→ SOURCE TEXT:
* * *

Chinese tabloid blasts Canada over lobster dispute – CBC – 6/25/20 Chinese authorities began random testing of imported food after a COVID-19 outbreak earlier this month was traced to a cutting board used on imported Atlantic salmon at the Xinfadi market in Beijing. […] Exporters must now also sign a Chinese customs declaration assuming liability if COVID-19 is detected. […] He’s leery of the Chinese legal system and dubious about the risk of the coronavirus, citing public health agencies in Canada and elsewhere that say there is no scientific evidence the virus is transmitted by food or food packaging.

Wife of Canadian detained in China urges Ottawa to end Huawei exec’s U.S. extradition – Politico – 6/24/20 Vina Nadjibulla and Michael Kovrig’s family are also applying new pressure on the Canadian government to halt the extradition of Meng Wanzhou, a Huawei executive whose arrest in December 2018 on U.S. charges infuriated Beijing. Days later, Kovrig, a diplomat on leave, and fellow Canadian Michael Spavor, a businessperson, were arrested in China. Last week, Chinese authorities formally charged the men with spying. Prime Minister Justin Trudeau has denounced the moves as retaliation for the prosecution of Meng, the chief financial officer for the Chinese telecom giant.

Canada risks being outplayed in feud over citizens jailed in China – The Guardian – 6/23/20 Officials in Beijing are “mirroring” the ongoing extradition of Meng, and the latest escalation reflects Meng’s recent court loss, said David Mulroney, who previously served as Canada’s ambassador to China. While calls to strike a deal are tempting, especially with China’s willingness to target Canadian industry, Mulroney feels the costs are too high – and would legitimise “hostage diplomacy”. “We could release Meng – but it wouldn’t be the right thing to do. It would compromise the integrity of both our democracy and our justice system,” said Mulroney. “Our values – and our autonomy – needs to count for something,” he said. “What’s the price of that?”

Why CSIS believes Canada is a ‘permissive target’ for China’s interference – Global News – 6/24/20 Canada is an “attractive and permissive target” for Chinese interference that endangers the “foundations of our fundamental institutions, including our system of democracy itself,” according to a recent national security review. […] “Canada is kind of a sleepy and unaware target,” he said. “We don’t have the same kind of vigilance that you now see in places like Australia and New Zealand. That had better change.”

* * *

→ ACTIVITY LIST:
**A)** According to the news roundup, why does David Mulroney think Canada should not release Meng? Answer in one to three sentences.
**B)** Echo the stretch of the news roundup from "Wife of Canadian" through "Chinese telecom giant.".
**C)** For each statement, say whether it agrees with the news roundup, and quote the words that decide it.
(i) Kovrig and Spavor were formally charged with spying by Chinese authorities.
(ii) Mulroney favors releasing Meng to settle the dispute.
(iii) Public health agencies in Canada say the virus can be transmitted by food packaging.
The items that come next have nothing to do with the news roundup.

* * *

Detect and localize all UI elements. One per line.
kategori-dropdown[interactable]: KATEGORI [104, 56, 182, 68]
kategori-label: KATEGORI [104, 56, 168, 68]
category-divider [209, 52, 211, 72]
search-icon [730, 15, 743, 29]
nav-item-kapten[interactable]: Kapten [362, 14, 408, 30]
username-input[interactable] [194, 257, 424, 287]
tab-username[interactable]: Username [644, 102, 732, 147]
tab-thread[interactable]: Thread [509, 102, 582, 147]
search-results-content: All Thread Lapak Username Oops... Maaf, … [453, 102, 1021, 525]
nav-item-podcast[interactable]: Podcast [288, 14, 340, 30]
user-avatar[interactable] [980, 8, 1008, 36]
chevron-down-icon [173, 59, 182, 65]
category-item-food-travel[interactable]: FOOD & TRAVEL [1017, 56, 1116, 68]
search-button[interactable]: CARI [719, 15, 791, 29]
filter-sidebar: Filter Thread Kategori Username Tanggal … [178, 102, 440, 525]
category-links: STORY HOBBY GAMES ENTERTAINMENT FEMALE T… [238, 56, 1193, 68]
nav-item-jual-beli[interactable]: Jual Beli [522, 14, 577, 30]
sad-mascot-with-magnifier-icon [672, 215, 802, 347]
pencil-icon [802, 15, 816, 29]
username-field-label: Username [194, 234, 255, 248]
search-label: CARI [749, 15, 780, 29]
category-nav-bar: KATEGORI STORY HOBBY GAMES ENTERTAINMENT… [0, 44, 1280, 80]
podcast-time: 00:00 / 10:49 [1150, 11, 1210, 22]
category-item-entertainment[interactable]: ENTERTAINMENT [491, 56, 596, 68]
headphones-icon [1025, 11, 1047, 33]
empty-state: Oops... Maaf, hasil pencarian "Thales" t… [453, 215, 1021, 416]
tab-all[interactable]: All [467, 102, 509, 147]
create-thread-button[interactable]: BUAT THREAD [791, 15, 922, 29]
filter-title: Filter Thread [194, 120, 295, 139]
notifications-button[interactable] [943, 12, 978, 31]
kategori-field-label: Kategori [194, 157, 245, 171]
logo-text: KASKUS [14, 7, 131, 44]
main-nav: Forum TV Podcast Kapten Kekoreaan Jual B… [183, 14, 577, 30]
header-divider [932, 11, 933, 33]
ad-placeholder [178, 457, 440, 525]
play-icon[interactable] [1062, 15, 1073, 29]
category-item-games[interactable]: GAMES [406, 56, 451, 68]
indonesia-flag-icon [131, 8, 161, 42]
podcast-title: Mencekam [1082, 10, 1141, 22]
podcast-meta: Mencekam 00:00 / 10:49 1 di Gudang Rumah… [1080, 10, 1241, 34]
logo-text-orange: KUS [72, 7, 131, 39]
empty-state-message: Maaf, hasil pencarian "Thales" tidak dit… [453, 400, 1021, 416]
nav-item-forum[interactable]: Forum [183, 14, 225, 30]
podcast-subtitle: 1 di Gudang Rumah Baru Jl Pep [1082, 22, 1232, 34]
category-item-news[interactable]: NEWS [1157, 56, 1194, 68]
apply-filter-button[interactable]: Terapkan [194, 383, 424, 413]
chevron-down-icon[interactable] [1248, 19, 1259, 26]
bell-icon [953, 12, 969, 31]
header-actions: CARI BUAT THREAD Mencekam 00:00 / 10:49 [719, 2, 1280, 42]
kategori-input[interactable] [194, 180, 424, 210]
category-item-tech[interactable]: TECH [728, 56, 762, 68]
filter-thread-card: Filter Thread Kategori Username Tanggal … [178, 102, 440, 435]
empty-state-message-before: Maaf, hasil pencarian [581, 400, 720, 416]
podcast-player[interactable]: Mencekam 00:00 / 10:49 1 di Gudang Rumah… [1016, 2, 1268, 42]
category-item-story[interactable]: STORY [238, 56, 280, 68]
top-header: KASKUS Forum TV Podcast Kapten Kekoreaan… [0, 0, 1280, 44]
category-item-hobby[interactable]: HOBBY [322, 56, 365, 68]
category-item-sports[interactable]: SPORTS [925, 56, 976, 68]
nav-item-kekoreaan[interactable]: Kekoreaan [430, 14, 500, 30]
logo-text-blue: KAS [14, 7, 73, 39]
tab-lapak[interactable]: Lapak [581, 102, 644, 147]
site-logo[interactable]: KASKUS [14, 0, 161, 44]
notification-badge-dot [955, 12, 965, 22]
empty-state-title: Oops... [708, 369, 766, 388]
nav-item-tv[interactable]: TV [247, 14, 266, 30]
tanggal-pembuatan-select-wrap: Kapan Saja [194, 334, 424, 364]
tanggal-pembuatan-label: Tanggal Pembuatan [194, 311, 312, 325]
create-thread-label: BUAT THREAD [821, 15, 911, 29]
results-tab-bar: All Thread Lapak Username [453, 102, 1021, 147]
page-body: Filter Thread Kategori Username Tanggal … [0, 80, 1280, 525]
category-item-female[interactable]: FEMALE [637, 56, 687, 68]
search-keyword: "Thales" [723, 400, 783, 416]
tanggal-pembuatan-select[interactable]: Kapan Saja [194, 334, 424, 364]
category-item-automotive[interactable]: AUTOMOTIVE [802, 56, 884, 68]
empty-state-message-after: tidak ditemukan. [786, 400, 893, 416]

* * *

→ ANSWER SET:
**A)** Mulroney says releasing Meng would compromise the integrity of both Canada's democracy and its justice system. He also holds that striking such a deal would legitimize "hostage diplomacy," and that the costs are too high.

**B)**
Wife of Canadian detained in China urges Ottawa to end Huawei exec’s U.S. extradition – Politico – 6/24/20 Vina Nadjibulla and Michael Kovrig’s family are also applying new pressure on the Canadian government to halt the extradition of Meng Wanzhou, a Huawei executive whose arrest in December 2018 on U.S. charges infuriated Beijing. Days later, Kovrig, a diplomat on leave, and fellow Canadian Michael Spavor, a businessperson, were arrested in China. Last week, Chinese authorities formally charged the men with spying. Prime Minister Justin Trudeau has denounced the moves as retaliation for the prosecution of Meng, the chief financial officer for the Chinese telecom giant.

**C)**
(i) Yes: "Last week, Chinese authorities formally charged the men with spying."
(ii) No: "We could release Meng – but it wouldn’t be the right thing to do."
(iii) No: "there is no scientific evidence the virus is transmitted by food or food packaging"